Work to do
In the records below, reproduce word for word the lines starting with the one that contains "Text: GSM258516: GSM258516" and ending with the one that contains "Text: percentile rank", both included.

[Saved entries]
***
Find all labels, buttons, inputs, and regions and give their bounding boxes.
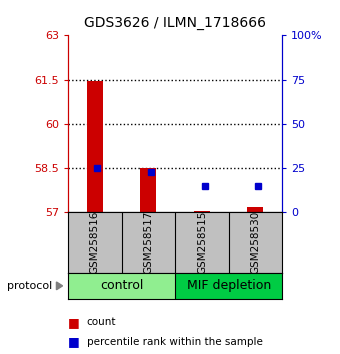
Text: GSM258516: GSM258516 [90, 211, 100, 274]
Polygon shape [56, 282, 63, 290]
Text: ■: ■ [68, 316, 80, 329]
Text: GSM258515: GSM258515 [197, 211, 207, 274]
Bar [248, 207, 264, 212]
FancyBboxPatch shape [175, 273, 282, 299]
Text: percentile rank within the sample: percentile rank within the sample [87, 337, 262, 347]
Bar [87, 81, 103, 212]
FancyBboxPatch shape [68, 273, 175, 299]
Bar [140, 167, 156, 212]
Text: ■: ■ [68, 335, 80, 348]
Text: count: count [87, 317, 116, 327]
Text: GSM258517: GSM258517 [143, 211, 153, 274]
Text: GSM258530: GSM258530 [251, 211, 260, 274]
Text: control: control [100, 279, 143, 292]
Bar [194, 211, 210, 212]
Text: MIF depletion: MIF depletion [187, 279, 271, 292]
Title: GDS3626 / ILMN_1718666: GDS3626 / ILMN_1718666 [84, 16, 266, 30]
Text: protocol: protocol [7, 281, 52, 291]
***
Finished exercise
Text: GSM258516: GSM258516 [90, 211, 100, 274]
Polygon shape [56, 282, 63, 290]
Text: ■: ■ [68, 316, 80, 329]
Text: GSM258515: GSM258515 [197, 211, 207, 274]
Bar [248, 207, 264, 212]
FancyBboxPatch shape [175, 273, 282, 299]
Text: percentile rank within the sample: percentile rank within the sample [87, 337, 262, 347]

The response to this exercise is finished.